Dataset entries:
⟨
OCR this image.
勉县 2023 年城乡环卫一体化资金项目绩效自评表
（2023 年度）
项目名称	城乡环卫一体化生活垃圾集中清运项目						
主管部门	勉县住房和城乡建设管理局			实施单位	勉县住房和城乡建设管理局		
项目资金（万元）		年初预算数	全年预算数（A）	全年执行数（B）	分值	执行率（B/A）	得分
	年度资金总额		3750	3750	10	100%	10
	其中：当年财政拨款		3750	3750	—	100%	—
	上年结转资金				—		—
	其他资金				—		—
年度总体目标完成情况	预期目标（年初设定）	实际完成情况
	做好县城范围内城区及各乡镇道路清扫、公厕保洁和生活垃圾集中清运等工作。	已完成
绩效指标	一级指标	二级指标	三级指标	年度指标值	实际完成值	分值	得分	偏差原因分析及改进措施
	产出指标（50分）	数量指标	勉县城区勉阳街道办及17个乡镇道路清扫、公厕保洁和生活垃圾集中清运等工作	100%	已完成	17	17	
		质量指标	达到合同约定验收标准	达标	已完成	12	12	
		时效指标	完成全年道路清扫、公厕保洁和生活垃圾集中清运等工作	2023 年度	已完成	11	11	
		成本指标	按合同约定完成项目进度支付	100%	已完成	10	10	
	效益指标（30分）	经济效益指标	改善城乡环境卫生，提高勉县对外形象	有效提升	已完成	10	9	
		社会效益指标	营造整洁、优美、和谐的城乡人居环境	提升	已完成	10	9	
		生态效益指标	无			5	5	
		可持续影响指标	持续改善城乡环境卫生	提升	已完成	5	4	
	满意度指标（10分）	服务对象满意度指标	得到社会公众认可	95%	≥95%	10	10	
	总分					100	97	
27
⟩
▶ _Goal_: Pull every line containing the word "公厕保洁和生活垃圾集中清运等工作" out of the material and copy it.

▶ _Full response_:
	做好县城范围内城区及各乡镇道路清扫、公厕保洁和生活垃圾集中清运等工作。	已完成
	产出指标（50分）	数量指标	勉县城区勉阳街道办及17个乡镇道路清扫、公厕保洁和生活垃圾集中清运等工作	100%	已完成	17	17	
		时效指标	完成全年道路清扫、公厕保洁和生活垃圾集中清运等工作	2023 年度	已完成	11	11	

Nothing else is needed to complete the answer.